Whenever a line below holds the word "category", copy that line.

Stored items
########################################

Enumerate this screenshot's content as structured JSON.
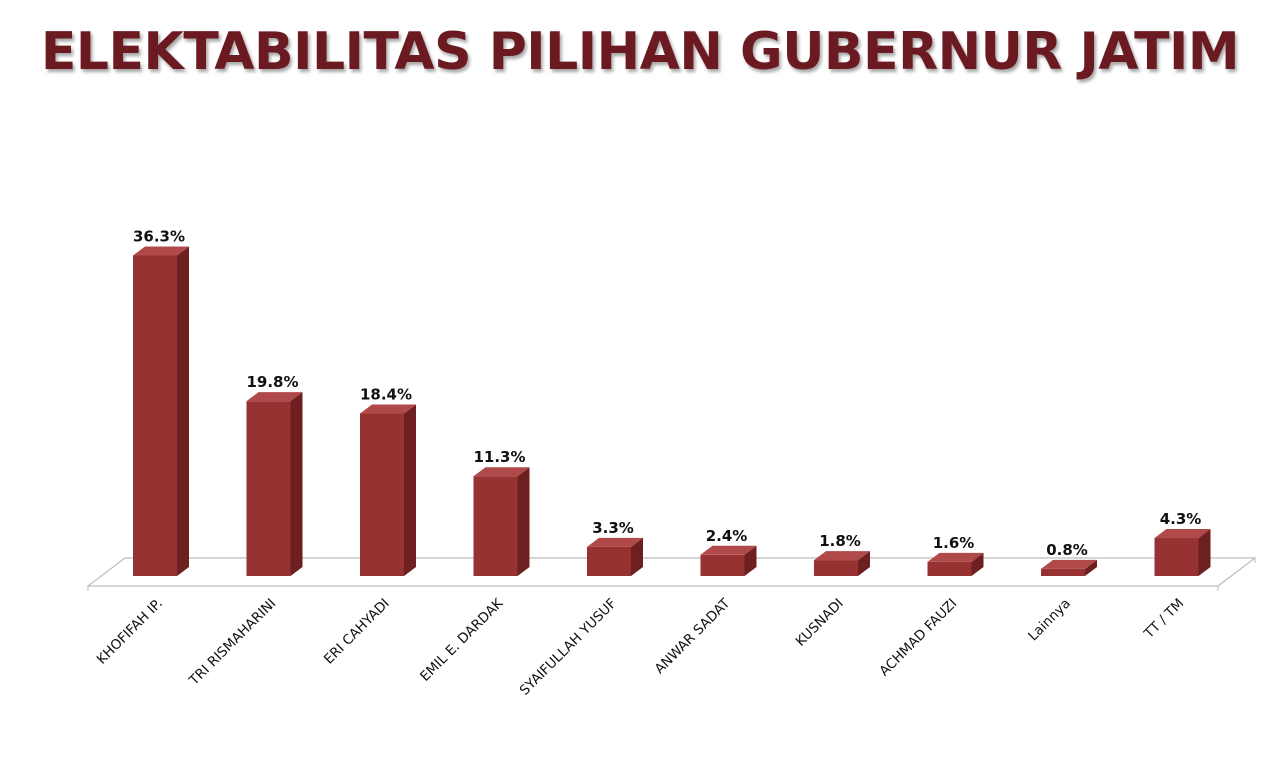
{
  "chart_data": {
    "type": "bar",
    "title": "ELEKTABILITAS PILIHAN GUBERNUR JATIM",
    "categories": [
      "KHOFIFAH IP.",
      "TRI RISMAHARINI",
      "ERI CAHYADI",
      "EMIL E. DARDAK",
      "SYAIFULLAH YUSUF",
      "ANWAR SADAT",
      "KUSNADI",
      "ACHMAD FAUZI",
      "Lainnya",
      "TT / TM"
    ],
    "values": [
      36.3,
      19.8,
      18.4,
      11.3,
      3.3,
      2.4,
      1.8,
      1.6,
      0.8,
      4.3
    ],
    "data_labels": [
      "36.3%",
      "19.8%",
      "18.4%",
      "11.3%",
      "3.3%",
      "2.4%",
      "1.8%",
      "1.6%",
      "0.8%",
      "4.3%"
    ],
    "xlabel": "",
    "ylabel": "",
    "grid": false,
    "legend": "none",
    "style": "3d-bar"
  },
  "colors": {
    "title": "#6b1a22",
    "bar_front": "#963232",
    "bar_side": "#6e1f1f",
    "bar_top": "#b04a4a",
    "floor": "#ffffff",
    "floor_stroke": "#bdbdbd"
  }
}
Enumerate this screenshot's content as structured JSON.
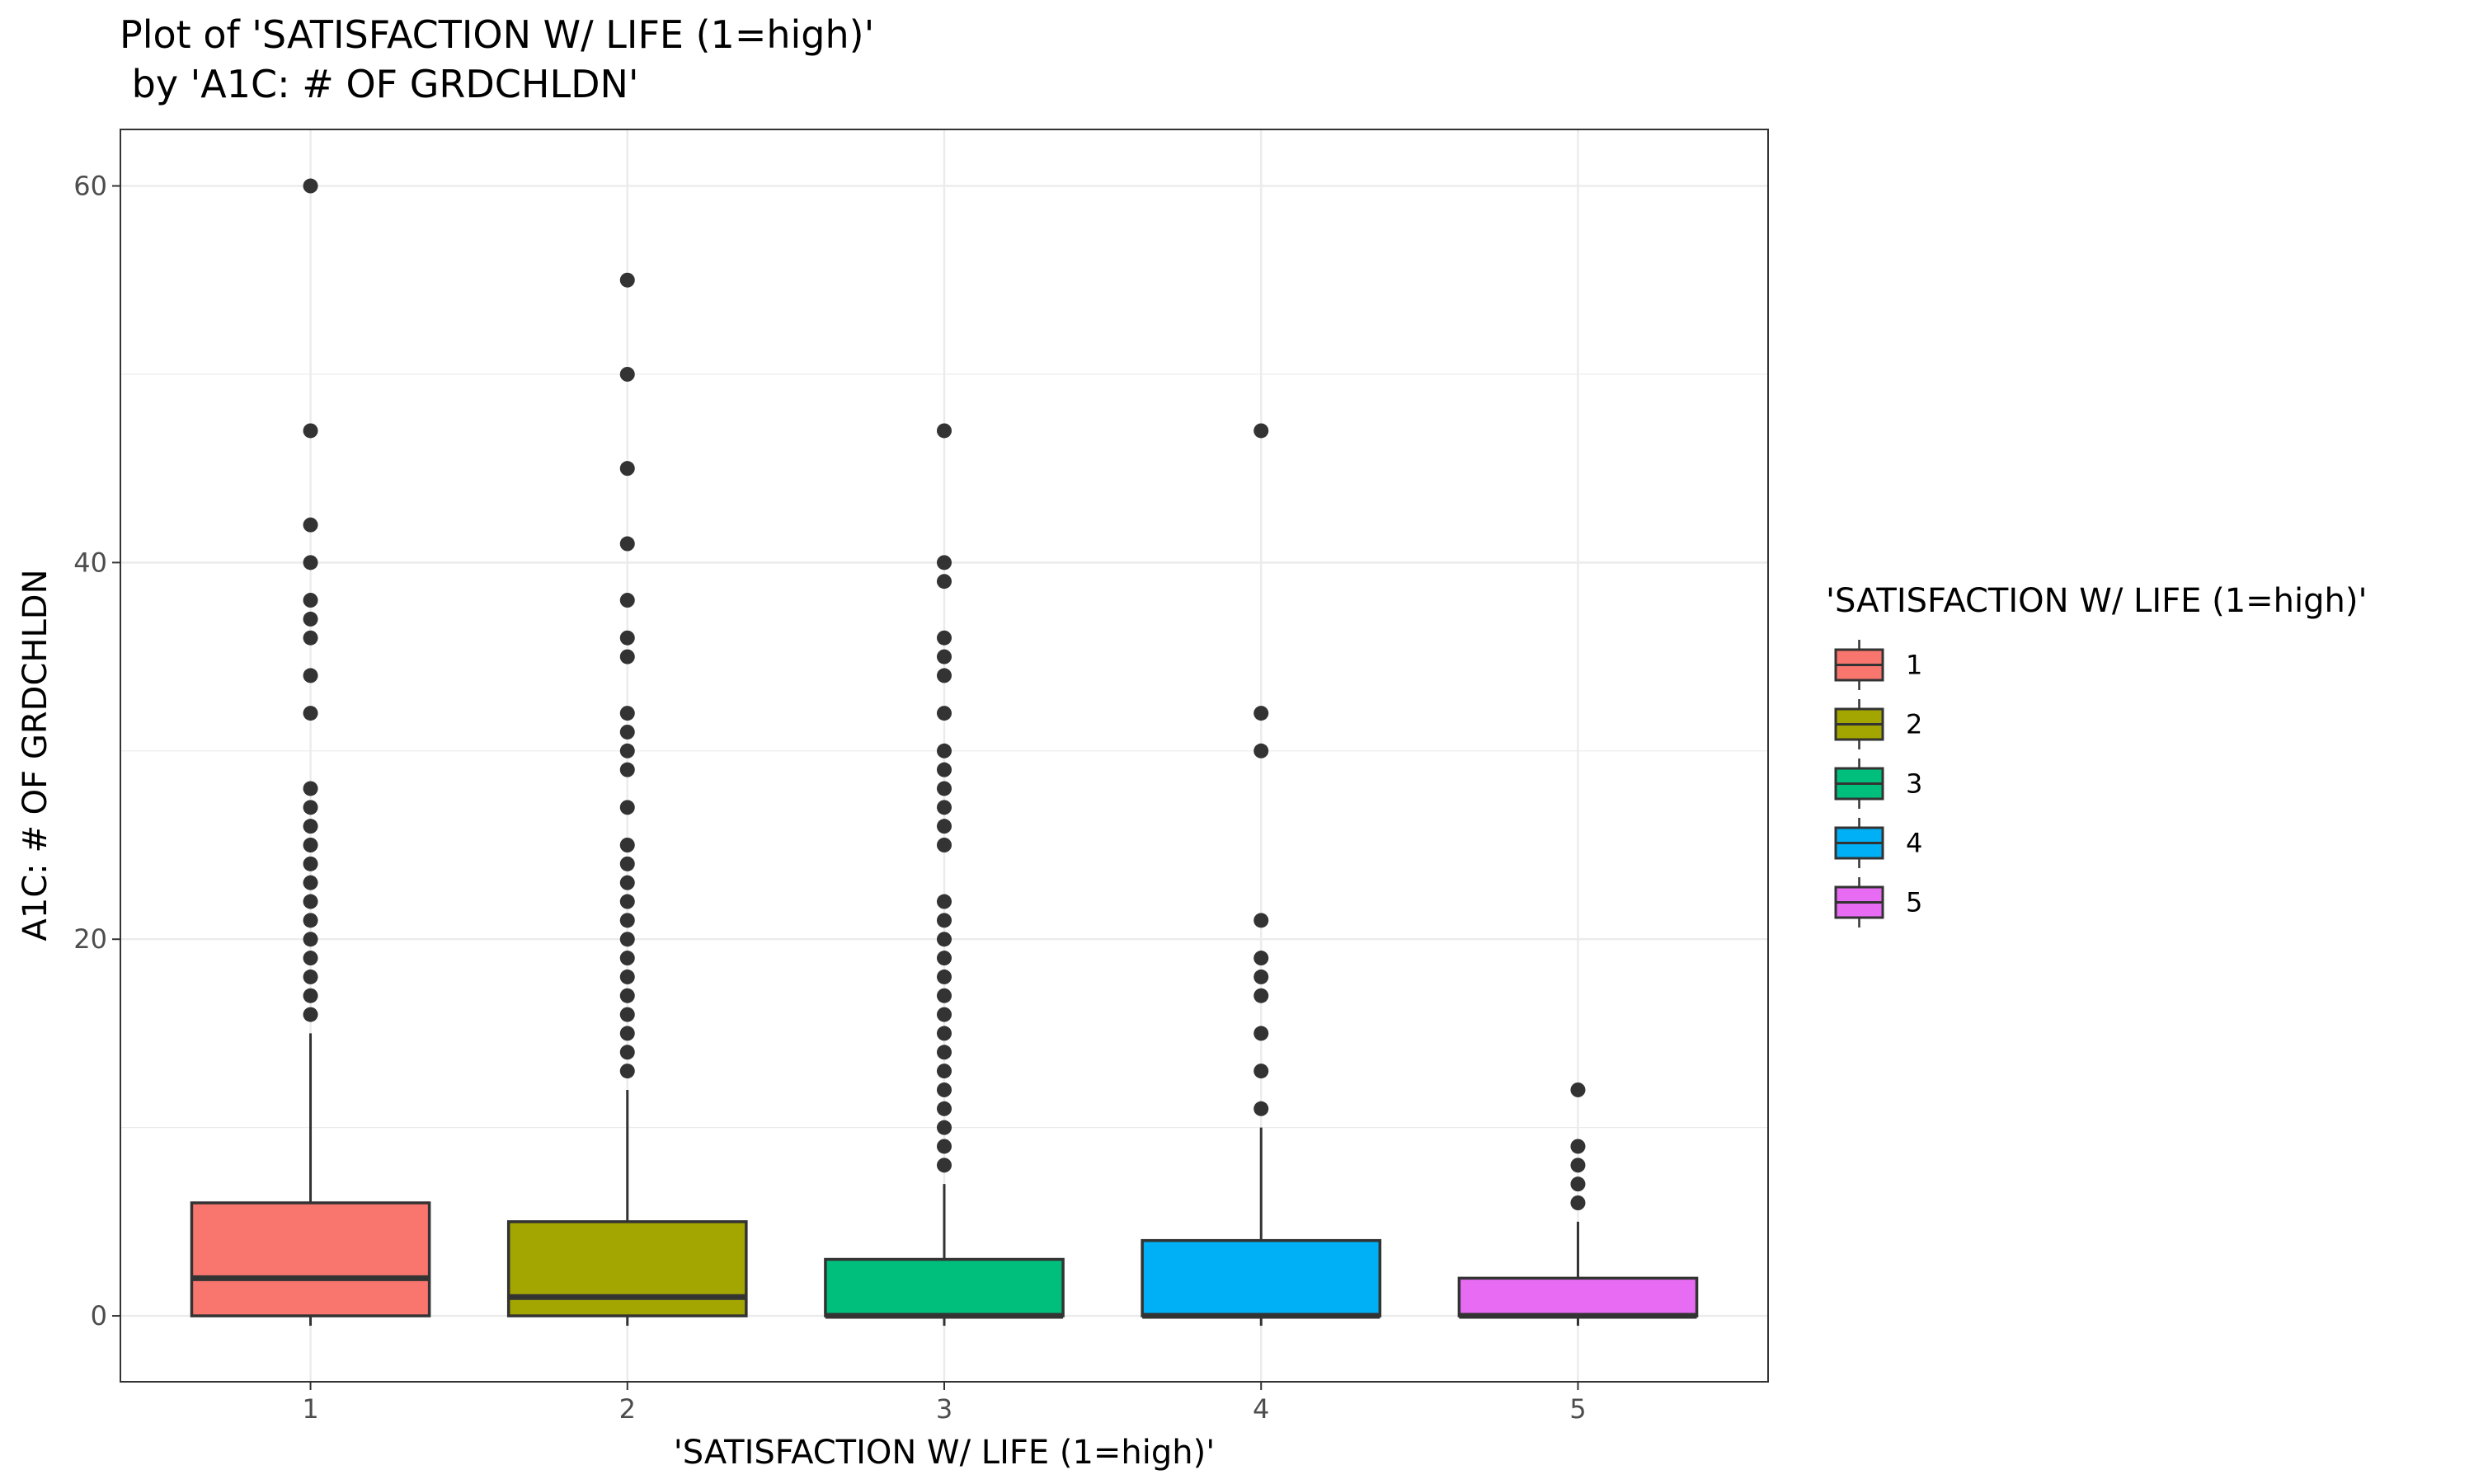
{
  "chart_data": {
    "type": "box",
    "title_line1": "Plot of 'SATISFACTION W/ LIFE (1=high)'",
    "title_line2": " by 'A1C: # OF GRDCHLDN'",
    "xlabel": "'SATISFACTION W/ LIFE (1=high)'",
    "ylabel": "A1C: # OF GRDCHLDN",
    "ylim": [
      -3.5,
      63
    ],
    "y_ticks": [
      0,
      20,
      40,
      60
    ],
    "categories": [
      "1",
      "2",
      "3",
      "4",
      "5"
    ],
    "legend": {
      "title": "'SATISFACTION W/ LIFE (1=high)'",
      "position": "right",
      "entries": [
        "1",
        "2",
        "3",
        "4",
        "5"
      ]
    },
    "grid": true,
    "series": [
      {
        "category": "1",
        "color": "#F8766D",
        "min": 0,
        "q1": 0,
        "median": 2,
        "q3": 6,
        "max": 15,
        "outliers": [
          16,
          17,
          18,
          19,
          20,
          21,
          22,
          23,
          24,
          25,
          26,
          27,
          28,
          32,
          34,
          36,
          37,
          38,
          40,
          42,
          47,
          60
        ]
      },
      {
        "category": "2",
        "color": "#A3A500",
        "min": 0,
        "q1": 0,
        "median": 1,
        "q3": 5,
        "max": 12,
        "outliers": [
          13,
          14,
          15,
          16,
          17,
          18,
          19,
          20,
          21,
          22,
          23,
          24,
          25,
          27,
          29,
          30,
          31,
          32,
          35,
          36,
          38,
          41,
          45,
          50,
          55
        ]
      },
      {
        "category": "3",
        "color": "#00BF7D",
        "min": 0,
        "q1": 0,
        "median": 0,
        "q3": 3,
        "max": 7,
        "outliers": [
          8,
          9,
          10,
          11,
          12,
          13,
          14,
          15,
          16,
          17,
          18,
          19,
          20,
          21,
          22,
          25,
          26,
          27,
          28,
          29,
          30,
          32,
          34,
          35,
          36,
          39,
          40,
          47
        ]
      },
      {
        "category": "4",
        "color": "#00B0F6",
        "min": 0,
        "q1": 0,
        "median": 0,
        "q3": 4,
        "max": 10,
        "outliers": [
          11,
          13,
          15,
          17,
          18,
          19,
          21,
          30,
          32,
          47
        ]
      },
      {
        "category": "5",
        "color": "#E76BF3",
        "min": 0,
        "q1": 0,
        "median": 0,
        "q3": 2,
        "max": 5,
        "outliers": [
          6,
          7,
          8,
          9,
          12
        ]
      }
    ]
  }
}
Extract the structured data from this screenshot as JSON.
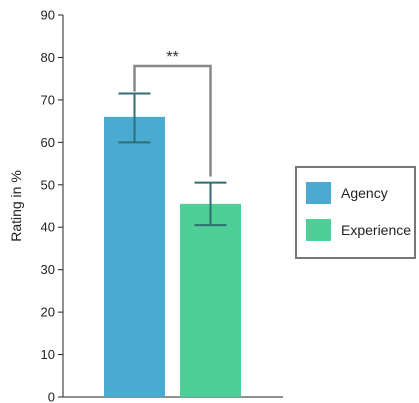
{
  "chart_data": {
    "type": "bar",
    "categories": [
      "Agency",
      "Experience"
    ],
    "values": [
      66,
      45.5
    ],
    "error_low": [
      60,
      40.5
    ],
    "error_high": [
      71.5,
      50.5
    ],
    "ylabel": "Rating in %",
    "xlabel": "",
    "ylim": [
      0,
      90
    ],
    "yticks": [
      "0",
      "10",
      "20",
      "30",
      "40",
      "50",
      "60",
      "70",
      "80",
      "90"
    ],
    "significance": "**",
    "legend": [
      "Agency",
      "Experience"
    ],
    "legend_position": "right",
    "grid": false,
    "colors": {
      "Agency": "#4aaacf",
      "Experience": "#4ecf98",
      "error_bar": "#2f6f73",
      "bracket": "#888888",
      "axis": "#222222"
    }
  }
}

########################################

TASK RESULT:
        "category": "1",
        "category": "2",
        "category": "3",
        "category": "4",
        "category": "5",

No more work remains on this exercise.